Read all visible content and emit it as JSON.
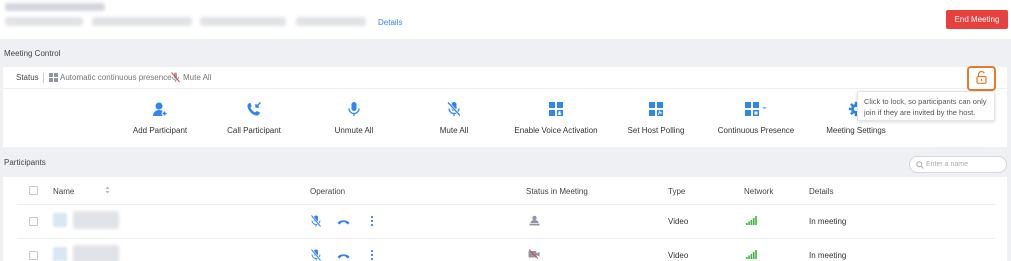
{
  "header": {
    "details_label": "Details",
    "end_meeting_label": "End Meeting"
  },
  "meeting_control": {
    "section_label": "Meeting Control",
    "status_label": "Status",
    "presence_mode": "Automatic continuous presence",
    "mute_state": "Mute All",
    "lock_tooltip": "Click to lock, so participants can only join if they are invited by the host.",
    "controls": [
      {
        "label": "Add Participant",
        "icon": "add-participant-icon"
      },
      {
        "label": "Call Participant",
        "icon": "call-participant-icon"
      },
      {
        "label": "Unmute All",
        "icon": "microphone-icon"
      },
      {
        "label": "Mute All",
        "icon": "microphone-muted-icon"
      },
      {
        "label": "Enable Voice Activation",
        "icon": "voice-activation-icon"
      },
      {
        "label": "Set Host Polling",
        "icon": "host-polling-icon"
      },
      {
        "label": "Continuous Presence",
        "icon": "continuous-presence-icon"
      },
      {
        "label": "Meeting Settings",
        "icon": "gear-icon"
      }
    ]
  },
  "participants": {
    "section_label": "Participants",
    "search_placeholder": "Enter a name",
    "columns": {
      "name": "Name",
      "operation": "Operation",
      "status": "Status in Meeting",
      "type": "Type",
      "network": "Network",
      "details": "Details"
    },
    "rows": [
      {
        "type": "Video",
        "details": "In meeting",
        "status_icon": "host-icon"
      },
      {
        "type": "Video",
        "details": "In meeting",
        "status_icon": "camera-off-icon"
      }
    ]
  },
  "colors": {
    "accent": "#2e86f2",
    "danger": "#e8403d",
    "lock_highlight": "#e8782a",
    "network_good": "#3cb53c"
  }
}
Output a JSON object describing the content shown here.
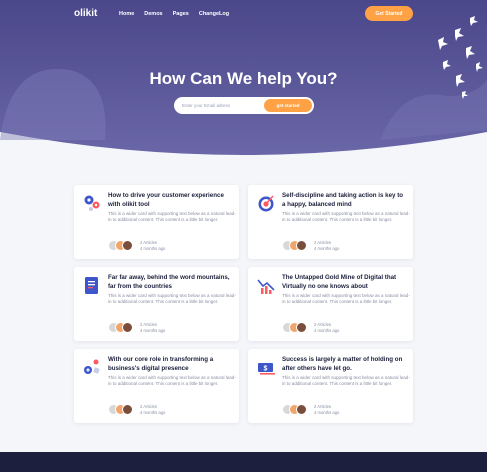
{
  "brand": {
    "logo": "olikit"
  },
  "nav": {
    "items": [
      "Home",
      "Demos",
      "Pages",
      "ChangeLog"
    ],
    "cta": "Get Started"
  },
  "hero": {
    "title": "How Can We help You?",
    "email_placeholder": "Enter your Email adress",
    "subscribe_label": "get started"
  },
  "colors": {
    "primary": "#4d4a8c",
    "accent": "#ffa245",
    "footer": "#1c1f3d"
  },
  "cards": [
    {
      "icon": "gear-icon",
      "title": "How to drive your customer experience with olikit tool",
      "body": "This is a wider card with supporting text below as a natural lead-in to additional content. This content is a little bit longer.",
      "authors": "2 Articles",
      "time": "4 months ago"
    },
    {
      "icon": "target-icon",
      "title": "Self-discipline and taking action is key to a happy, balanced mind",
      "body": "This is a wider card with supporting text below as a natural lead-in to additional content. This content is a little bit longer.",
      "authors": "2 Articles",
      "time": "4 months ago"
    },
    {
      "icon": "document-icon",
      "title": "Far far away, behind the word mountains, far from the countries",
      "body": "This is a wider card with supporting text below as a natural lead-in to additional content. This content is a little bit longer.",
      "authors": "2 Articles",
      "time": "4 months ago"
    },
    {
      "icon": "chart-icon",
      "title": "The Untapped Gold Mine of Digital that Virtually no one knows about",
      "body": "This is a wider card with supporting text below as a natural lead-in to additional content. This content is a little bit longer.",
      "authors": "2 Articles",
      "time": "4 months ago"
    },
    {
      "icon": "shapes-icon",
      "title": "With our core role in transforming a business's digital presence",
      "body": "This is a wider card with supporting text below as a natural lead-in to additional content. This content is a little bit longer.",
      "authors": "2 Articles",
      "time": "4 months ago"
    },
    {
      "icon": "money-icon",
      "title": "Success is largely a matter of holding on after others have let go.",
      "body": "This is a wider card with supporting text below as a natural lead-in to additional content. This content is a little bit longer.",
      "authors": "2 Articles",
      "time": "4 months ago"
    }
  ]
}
※ ※ ※
WHAT THE EXERCISE ASKS: Transcribe the records verbatim and omit the images.

COMPLETE RESPONSE:
Read all visible content and emit it as JSON.
{
  "header": {
    "details_label": "Details",
    "end_meeting_label": "End Meeting"
  },
  "meeting_control": {
    "section_label": "Meeting Control",
    "status_label": "Status",
    "presence_mode": "Automatic continuous presence",
    "mute_state": "Mute All",
    "lock_tooltip": "Click to lock, so participants can only join if they are invited by the host.",
    "controls": [
      {
        "label": "Add Participant",
        "icon": "add-participant-icon"
      },
      {
        "label": "Call Participant",
        "icon": "call-participant-icon"
      },
      {
        "label": "Unmute All",
        "icon": "microphone-icon"
      },
      {
        "label": "Mute All",
        "icon": "microphone-muted-icon"
      },
      {
        "label": "Enable Voice Activation",
        "icon": "voice-activation-icon"
      },
      {
        "label": "Set Host Polling",
        "icon": "host-polling-icon"
      },
      {
        "label": "Continuous Presence",
        "icon": "continuous-presence-icon"
      },
      {
        "label": "Meeting Settings",
        "icon": "gear-icon"
      }
    ]
  },
  "participants": {
    "section_label": "Participants",
    "search_placeholder": "Enter a name",
    "columns": {
      "name": "Name",
      "operation": "Operation",
      "status": "Status in Meeting",
      "type": "Type",
      "network": "Network",
      "details": "Details"
    },
    "rows": [
      {
        "type": "Video",
        "details": "In meeting",
        "status_icon": "host-icon"
      },
      {
        "type": "Video",
        "details": "In meeting",
        "status_icon": "camera-off-icon"
      }
    ]
  },
  "colors": {
    "accent": "#2e86f2",
    "danger": "#e8403d",
    "lock_highlight": "#e8782a",
    "network_good": "#3cb53c"
  }
}
Output a JSON object describing the content shown here.
{
  "brand": {
    "logo": "olikit"
  },
  "nav": {
    "items": [
      "Home",
      "Demos",
      "Pages",
      "ChangeLog"
    ],
    "cta": "Get Started"
  },
  "hero": {
    "title": "How Can We help You?",
    "email_placeholder": "Enter your Email adress",
    "subscribe_label": "get started"
  },
  "colors": {
    "primary": "#4d4a8c",
    "accent": "#ffa245",
    "footer": "#1c1f3d"
  },
  "cards": [
    {
      "icon": "gear-icon",
      "title": "How to drive your customer experience with olikit tool",
      "body": "This is a wider card with supporting text below as a natural lead-in to additional content. This content is a little bit longer.",
      "authors": "2 Articles",
      "time": "4 months ago"
    },
    {
      "icon": "target-icon",
      "title": "Self-discipline and taking action is key to a happy, balanced mind",
      "body": "This is a wider card with supporting text below as a natural lead-in to additional content. This content is a little bit longer.",
      "authors": "2 Articles",
      "time": "4 months ago"
    },
    {
      "icon": "document-icon",
      "title": "Far far away, behind the word mountains, far from the countries",
      "body": "This is a wider card with supporting text below as a natural lead-in to additional content. This content is a little bit longer.",
      "authors": "2 Articles",
      "time": "4 months ago"
    },
    {
      "icon": "chart-icon",
      "title": "The Untapped Gold Mine of Digital that Virtually no one knows about",
      "body": "This is a wider card with supporting text below as a natural lead-in to additional content. This content is a little bit longer.",
      "authors": "2 Articles",
      "time": "4 months ago"
    },
    {
      "icon": "shapes-icon",
      "title": "With our core role in transforming a business's digital presence",
      "body": "This is a wider card with supporting text below as a natural lead-in to additional content. This content is a little bit longer.",
      "authors": "2 Articles",
      "time": "4 months ago"
    },
    {
      "icon": "money-icon",
      "title": "Success is largely a matter of holding on after others have let go.",
      "body": "This is a wider card with supporting text below as a natural lead-in to additional content. This content is a little bit longer.",
      "authors": "2 Articles",
      "time": "4 months ago"
    }
  ]
}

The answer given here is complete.